◆ Source text:

- Promotional poster
- Genre: Adventure Comedy
- Based on: Zenon: Girl of the 21st Century by Marilyn Sadler & Roger Bollen
- Written by: Stu Krieger
- Directed by: Manny Coto
- Starring: Kirsten Storms; Lauren Maltby; Phillip Rhys; Holly Fulger; Stuart Pankin; Robert Curtis Brown; Susan Brady; John Getz; Shadia Simmons; Tom Wright;
- Theme music composer: Sabelle Breer; Jamie Dunlap; Stu Krieger; Phil Marshall; Bill Pearson; Kristian Rex;
- Country of origin: United States
- Original language: English

Production
- Producers: Diane Gutterud; Suzanne Coston; Suzanne de Passe; Stu Krieger;
- Cinematography: Donald Duncan
- Editors: Benjamin D. Stokes Terry Stokes
- Running time: 89 minutes
- Production companies: de Passe Entertainment; Manny Coto Productions;

Original release
- Network: Disney Channel
- Release: January 12, 2001

= Zenon: The Zequel =

2001 American television film

Zenon: The Zequel is a 2001 American science fiction comedy film directed by Manny Coto. It is the second installment of the Disney Channel's Zenon television film series, following the first installment, Zenon: Girl of the 21st Century (1999), and preceding Zenon: Z3 (2004). The film premiered on Disney Channel on January 12, 2001. The film is also the first sequel to be produced under the Disney Channel Original Movie banner.

This is the only Zenon film where Raven-Symoné does not play Nebula. She is replaced by Shadia Simmons.

The Disney Channel Original Series Lizzie McGuire premiered after the film's premiere.

This is the last film directed by Manny Coto before his death in 2023.

==Plot==
The year is 2051, for which Zenon Kar is 15 now, and none the wiser about the dangers of meddling. When she shows Nebula a new game and how to play it, she inadvertently empties out Commander Plank's office and is assigned work detail in the Alien Patrol lab. It is also revealed that Greg broke up with her. The space station is now under command of the military and General Hammond is assigned to command the station. He assigns Zenon to look after his daughter who turns out to be her old nemesis, Margie, who's demanding and threatens to have her dad kick Zenon and her family off the space station if Zenon doesn't obey her.

◆ Work to complete: Do these statements agree with the Zenon: The Zequel text above? For each, answer yes or no and quote the words of the text that decide it. (a) The film runs 89 minutes. (b) Raven-Symoné plays Nebula in this film. (c) Zenon and Greg are still together at the start of the plot.

◆ Provided information:
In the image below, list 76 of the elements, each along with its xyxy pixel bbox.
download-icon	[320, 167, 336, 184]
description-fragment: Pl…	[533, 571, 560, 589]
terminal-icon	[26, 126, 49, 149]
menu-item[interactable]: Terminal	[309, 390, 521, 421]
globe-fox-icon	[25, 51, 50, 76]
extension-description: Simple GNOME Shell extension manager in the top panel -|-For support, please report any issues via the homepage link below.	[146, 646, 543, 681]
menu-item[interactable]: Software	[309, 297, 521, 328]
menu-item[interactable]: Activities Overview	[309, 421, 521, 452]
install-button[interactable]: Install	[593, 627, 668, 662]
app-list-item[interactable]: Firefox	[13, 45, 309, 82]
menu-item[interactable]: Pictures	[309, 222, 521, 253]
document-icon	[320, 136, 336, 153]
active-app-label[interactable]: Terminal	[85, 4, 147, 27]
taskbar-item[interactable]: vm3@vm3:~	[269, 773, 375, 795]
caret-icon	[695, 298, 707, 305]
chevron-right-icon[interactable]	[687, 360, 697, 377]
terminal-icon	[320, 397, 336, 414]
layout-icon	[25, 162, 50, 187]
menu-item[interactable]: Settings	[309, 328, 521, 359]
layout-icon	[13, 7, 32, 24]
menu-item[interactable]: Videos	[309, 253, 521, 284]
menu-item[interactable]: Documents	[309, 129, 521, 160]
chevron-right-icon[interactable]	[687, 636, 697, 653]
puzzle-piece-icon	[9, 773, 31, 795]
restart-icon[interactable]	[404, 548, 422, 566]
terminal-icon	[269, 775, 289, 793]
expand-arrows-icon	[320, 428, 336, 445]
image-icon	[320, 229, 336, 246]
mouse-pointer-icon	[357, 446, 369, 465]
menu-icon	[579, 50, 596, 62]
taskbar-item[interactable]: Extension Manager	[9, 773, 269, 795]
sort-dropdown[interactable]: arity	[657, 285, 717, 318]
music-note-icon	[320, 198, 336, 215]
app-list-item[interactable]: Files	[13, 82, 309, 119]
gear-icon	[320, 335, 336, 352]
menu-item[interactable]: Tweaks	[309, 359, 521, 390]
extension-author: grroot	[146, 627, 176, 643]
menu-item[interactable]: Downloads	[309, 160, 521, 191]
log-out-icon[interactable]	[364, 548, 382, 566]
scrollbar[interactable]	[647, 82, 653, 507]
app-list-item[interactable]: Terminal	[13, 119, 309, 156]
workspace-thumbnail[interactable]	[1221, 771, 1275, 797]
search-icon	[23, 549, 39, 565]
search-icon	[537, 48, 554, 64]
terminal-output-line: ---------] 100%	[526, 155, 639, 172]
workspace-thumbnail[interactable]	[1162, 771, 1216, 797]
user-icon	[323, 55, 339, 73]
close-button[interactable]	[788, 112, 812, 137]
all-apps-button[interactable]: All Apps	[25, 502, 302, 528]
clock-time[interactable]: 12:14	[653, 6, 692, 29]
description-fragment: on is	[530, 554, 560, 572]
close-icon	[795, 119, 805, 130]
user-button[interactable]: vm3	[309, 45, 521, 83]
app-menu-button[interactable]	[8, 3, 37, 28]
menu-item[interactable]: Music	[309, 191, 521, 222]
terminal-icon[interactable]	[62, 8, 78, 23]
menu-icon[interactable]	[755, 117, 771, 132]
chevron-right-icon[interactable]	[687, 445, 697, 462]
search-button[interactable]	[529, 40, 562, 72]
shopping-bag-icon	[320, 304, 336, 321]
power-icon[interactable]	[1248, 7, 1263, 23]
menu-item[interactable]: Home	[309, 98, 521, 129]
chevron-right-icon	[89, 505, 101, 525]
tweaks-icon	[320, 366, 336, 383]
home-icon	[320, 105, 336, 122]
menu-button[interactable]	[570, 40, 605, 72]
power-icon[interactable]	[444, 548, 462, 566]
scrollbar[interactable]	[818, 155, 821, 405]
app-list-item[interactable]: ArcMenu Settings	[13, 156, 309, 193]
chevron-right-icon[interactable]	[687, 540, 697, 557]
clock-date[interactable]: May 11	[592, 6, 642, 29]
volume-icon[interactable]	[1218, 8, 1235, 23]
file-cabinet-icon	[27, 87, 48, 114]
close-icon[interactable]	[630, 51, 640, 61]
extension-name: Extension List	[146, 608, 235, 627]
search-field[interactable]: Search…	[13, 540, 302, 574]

---

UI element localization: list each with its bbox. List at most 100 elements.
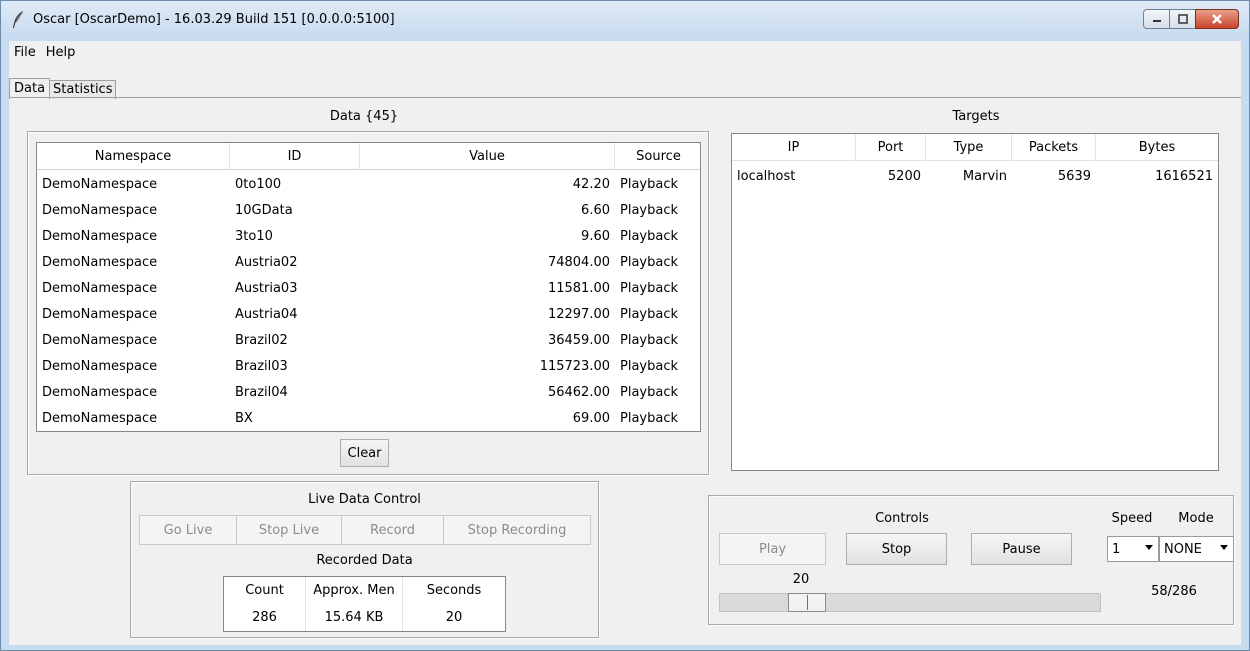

◆ Response:
(a) Yes: "Running time: 89 minutes"
(b) No: "This is the only Zenon film where Raven-Symoné does not play Nebula. She is replaced by Shadia Simmons."
(c) No: "It is also revealed that Greg broke up with her."